● **Your task**
Give all of the lines again, with nothing added or dropped.

● **Exercise inputs**

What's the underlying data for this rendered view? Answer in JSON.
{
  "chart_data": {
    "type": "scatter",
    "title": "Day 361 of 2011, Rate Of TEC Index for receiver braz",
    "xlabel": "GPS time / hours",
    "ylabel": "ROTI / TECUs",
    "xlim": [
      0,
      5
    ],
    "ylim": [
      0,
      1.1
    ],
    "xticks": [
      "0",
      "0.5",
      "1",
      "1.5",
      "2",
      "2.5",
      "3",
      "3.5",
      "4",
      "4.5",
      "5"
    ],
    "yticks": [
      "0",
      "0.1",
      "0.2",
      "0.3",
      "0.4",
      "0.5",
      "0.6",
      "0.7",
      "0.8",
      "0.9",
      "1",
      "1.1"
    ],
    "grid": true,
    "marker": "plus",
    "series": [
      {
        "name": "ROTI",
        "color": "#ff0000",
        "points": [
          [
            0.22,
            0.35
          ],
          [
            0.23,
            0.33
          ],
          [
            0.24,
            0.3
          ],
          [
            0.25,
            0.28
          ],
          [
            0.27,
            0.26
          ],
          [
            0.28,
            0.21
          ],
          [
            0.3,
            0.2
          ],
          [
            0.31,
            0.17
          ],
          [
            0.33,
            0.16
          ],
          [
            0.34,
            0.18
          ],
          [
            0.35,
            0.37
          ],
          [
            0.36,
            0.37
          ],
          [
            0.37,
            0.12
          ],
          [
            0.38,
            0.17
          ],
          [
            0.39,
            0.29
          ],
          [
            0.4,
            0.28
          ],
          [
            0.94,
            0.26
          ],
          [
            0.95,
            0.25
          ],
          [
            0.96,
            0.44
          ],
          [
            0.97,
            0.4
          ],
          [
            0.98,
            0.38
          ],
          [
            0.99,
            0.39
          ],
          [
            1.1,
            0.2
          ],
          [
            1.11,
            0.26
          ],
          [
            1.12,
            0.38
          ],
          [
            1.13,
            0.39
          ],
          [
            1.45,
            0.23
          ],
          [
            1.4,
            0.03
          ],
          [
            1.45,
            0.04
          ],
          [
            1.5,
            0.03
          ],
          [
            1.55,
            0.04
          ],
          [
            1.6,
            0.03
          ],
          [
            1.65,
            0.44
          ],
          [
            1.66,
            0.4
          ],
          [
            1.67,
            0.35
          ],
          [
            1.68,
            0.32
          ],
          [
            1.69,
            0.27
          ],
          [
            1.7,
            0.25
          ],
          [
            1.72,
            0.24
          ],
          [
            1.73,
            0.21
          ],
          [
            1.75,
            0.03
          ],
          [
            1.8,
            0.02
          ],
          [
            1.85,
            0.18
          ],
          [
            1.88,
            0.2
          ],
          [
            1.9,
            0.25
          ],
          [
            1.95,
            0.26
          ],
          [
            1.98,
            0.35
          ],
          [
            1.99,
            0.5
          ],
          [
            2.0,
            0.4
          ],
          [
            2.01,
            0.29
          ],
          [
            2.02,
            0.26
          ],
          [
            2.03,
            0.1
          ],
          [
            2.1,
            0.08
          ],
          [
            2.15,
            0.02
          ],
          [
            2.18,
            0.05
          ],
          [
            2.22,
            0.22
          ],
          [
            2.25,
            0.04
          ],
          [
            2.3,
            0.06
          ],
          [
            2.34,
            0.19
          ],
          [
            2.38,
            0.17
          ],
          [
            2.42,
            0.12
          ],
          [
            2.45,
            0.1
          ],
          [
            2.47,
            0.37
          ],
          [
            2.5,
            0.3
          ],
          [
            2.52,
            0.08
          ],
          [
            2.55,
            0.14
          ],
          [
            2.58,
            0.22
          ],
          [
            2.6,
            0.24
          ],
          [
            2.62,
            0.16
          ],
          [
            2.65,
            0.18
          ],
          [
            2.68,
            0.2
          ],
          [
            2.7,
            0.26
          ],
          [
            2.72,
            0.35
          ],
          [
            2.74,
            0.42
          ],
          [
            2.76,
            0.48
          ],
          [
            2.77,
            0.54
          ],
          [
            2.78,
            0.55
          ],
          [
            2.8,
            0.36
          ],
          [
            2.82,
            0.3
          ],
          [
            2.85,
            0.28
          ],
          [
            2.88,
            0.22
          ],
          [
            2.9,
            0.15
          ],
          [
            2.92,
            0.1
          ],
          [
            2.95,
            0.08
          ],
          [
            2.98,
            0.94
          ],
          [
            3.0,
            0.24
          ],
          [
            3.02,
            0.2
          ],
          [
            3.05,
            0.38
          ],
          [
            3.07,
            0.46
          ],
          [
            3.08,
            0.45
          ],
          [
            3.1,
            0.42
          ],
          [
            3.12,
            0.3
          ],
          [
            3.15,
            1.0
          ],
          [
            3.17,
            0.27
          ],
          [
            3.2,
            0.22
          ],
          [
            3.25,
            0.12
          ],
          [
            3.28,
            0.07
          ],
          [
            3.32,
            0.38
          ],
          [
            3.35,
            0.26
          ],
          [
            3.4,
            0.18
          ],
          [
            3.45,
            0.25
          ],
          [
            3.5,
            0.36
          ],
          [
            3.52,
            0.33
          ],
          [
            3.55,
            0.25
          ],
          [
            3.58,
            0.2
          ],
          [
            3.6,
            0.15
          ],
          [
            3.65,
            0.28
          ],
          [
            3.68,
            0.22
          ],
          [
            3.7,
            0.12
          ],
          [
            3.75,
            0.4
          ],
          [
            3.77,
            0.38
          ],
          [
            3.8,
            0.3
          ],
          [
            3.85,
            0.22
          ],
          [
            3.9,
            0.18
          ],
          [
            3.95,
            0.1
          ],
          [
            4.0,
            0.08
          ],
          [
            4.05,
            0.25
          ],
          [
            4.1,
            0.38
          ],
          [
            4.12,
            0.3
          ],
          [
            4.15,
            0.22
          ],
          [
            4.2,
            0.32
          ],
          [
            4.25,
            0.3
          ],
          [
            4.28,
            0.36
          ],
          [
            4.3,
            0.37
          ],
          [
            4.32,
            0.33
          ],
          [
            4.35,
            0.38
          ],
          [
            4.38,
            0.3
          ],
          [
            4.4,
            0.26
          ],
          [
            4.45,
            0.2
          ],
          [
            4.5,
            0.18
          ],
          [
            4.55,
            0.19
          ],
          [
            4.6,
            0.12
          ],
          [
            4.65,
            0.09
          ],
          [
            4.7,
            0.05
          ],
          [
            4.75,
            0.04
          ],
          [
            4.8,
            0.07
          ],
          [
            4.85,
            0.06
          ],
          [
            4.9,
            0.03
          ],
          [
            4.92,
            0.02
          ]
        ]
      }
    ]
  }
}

● **Result for this exercise**
What's the underlying data for this rendered view? Answer in JSON.
{
  "chart_data": {
    "type": "scatter",
    "title": "Day 361 of 2011, Rate Of TEC Index for receiver braz",
    "xlabel": "GPS time / hours",
    "ylabel": "ROTI / TECUs",
    "xlim": [
      0,
      5
    ],
    "ylim": [
      0,
      1.1
    ],
    "xticks": [
      "0",
      "0.5",
      "1",
      "1.5",
      "2",
      "2.5",
      "3",
      "3.5",
      "4",
      "4.5",
      "5"
    ],
    "yticks": [
      "0",
      "0.1",
      "0.2",
      "0.3",
      "0.4",
      "0.5",
      "0.6",
      "0.7",
      "0.8",
      "0.9",
      "1",
      "1.1"
    ],
    "grid": true,
    "marker": "plus",
    "series": [
      {
        "name": "ROTI",
        "color": "#ff0000",
        "points": [
          [
            0.22,
            0.35
          ],
          [
            0.23,
            0.33
          ],
          [
            0.24,
            0.3
          ],
          [
            0.25,
            0.28
          ],
          [
            0.27,
            0.26
          ],
          [
            0.28,
            0.21
          ],
          [
            0.3,
            0.2
          ],
          [
            0.31,
            0.17
          ],
          [
            0.33,
            0.16
          ],
          [
            0.34,
            0.18
          ],
          [
            0.35,
            0.37
          ],
          [
            0.36,
            0.37
          ],
          [
            0.37,
            0.12
          ],
          [
            0.38,
            0.17
          ],
          [
            0.39,
            0.29
          ],
          [
            0.4,
            0.28
          ],
          [
            0.94,
            0.26
          ],
          [
            0.95,
            0.25
          ],
          [
            0.96,
            0.44
          ],
          [
            0.97,
            0.4
          ],
          [
            0.98,
            0.38
          ],
          [
            0.99,
            0.39
          ],
          [
            1.1,
            0.2
          ],
          [
            1.11,
            0.26
          ],
          [
            1.12,
            0.38
          ],
          [
            1.13,
            0.39
          ],
          [
            1.45,
            0.23
          ],
          [
            1.4,
            0.03
          ],
          [
            1.45,
            0.04
          ],
          [
            1.5,
            0.03
          ],
          [
            1.55,
            0.04
          ],
          [
            1.6,
            0.03
          ],
          [
            1.65,
            0.44
          ],
          [
            1.66,
            0.4
          ],
          [
            1.67,
            0.35
          ],
          [
            1.68,
            0.32
          ],
          [
            1.69,
            0.27
          ],
          [
            1.7,
            0.25
          ],
          [
            1.72,
            0.24
          ],
          [
            1.73,
            0.21
          ],
          [
            1.75,
            0.03
          ],
          [
            1.8,
            0.02
          ],
          [
            1.85,
            0.18
          ],
          [
            1.88,
            0.2
          ],
          [
            1.9,
            0.25
          ],
          [
            1.95,
            0.26
          ],
          [
            1.98,
            0.35
          ],
          [
            1.99,
            0.5
          ],
          [
            2.0,
            0.4
          ],
          [
            2.01,
            0.29
          ],
          [
            2.02,
            0.26
          ],
          [
            2.03,
            0.1
          ],
          [
            2.1,
            0.08
          ],
          [
            2.15,
            0.02
          ],
          [
            2.18,
            0.05
          ],
          [
            2.22,
            0.22
          ],
          [
            2.25,
            0.04
          ],
          [
            2.3,
            0.06
          ],
          [
            2.34,
            0.19
          ],
          [
            2.38,
            0.17
          ],
          [
            2.42,
            0.12
          ],
          [
            2.45,
            0.1
          ],
          [
            2.47,
            0.37
          ],
          [
            2.5,
            0.3
          ],
          [
            2.52,
            0.08
          ],
          [
            2.55,
            0.14
          ],
          [
            2.58,
            0.22
          ],
          [
            2.6,
            0.24
          ],
          [
            2.62,
            0.16
          ],
          [
            2.65,
            0.18
          ],
          [
            2.68,
            0.2
          ],
          [
            2.7,
            0.26
          ],
          [
            2.72,
            0.35
          ],
          [
            2.74,
            0.42
          ],
          [
            2.76,
            0.48
          ],
          [
            2.77,
            0.54
          ],
          [
            2.78,
            0.55
          ],
          [
            2.8,
            0.36
          ],
          [
            2.82,
            0.3
          ],
          [
            2.85,
            0.28
          ],
          [
            2.88,
            0.22
          ],
          [
            2.9,
            0.15
          ],
          [
            2.92,
            0.1
          ],
          [
            2.95,
            0.08
          ],
          [
            2.98,
            0.94
          ],
          [
            3.0,
            0.24
          ],
          [
            3.02,
            0.2
          ],
          [
            3.05,
            0.38
          ],
          [
            3.07,
            0.46
          ],
          [
            3.08,
            0.45
          ],
          [
            3.1,
            0.42
          ],
          [
            3.12,
            0.3
          ],
          [
            3.15,
            1.0
          ],
          [
            3.17,
            0.27
          ],
          [
            3.2,
            0.22
          ],
          [
            3.25,
            0.12
          ],
          [
            3.28,
            0.07
          ],
          [
            3.32,
            0.38
          ],
          [
            3.35,
            0.26
          ],
          [
            3.4,
            0.18
          ],
          [
            3.45,
            0.25
          ],
          [
            3.5,
            0.36
          ],
          [
            3.52,
            0.33
          ],
          [
            3.55,
            0.25
          ],
          [
            3.58,
            0.2
          ],
          [
            3.6,
            0.15
          ],
          [
            3.65,
            0.28
          ],
          [
            3.68,
            0.22
          ],
          [
            3.7,
            0.12
          ],
          [
            3.75,
            0.4
          ],
          [
            3.77,
            0.38
          ],
          [
            3.8,
            0.3
          ],
          [
            3.85,
            0.22
          ],
          [
            3.9,
            0.18
          ],
          [
            3.95,
            0.1
          ],
          [
            4.0,
            0.08
          ],
          [
            4.05,
            0.25
          ],
          [
            4.1,
            0.38
          ],
          [
            4.12,
            0.3
          ],
          [
            4.15,
            0.22
          ],
          [
            4.2,
            0.32
          ],
          [
            4.25,
            0.3
          ],
          [
            4.28,
            0.36
          ],
          [
            4.3,
            0.37
          ],
          [
            4.32,
            0.33
          ],
          [
            4.35,
            0.38
          ],
          [
            4.38,
            0.3
          ],
          [
            4.4,
            0.26
          ],
          [
            4.45,
            0.2
          ],
          [
            4.5,
            0.18
          ],
          [
            4.55,
            0.19
          ],
          [
            4.6,
            0.12
          ],
          [
            4.65,
            0.09
          ],
          [
            4.7,
            0.05
          ],
          [
            4.75,
            0.04
          ],
          [
            4.8,
            0.07
          ],
          [
            4.85,
            0.06
          ],
          [
            4.9,
            0.03
          ],
          [
            4.92,
            0.02
          ]
        ]
      }
    ]
  }
}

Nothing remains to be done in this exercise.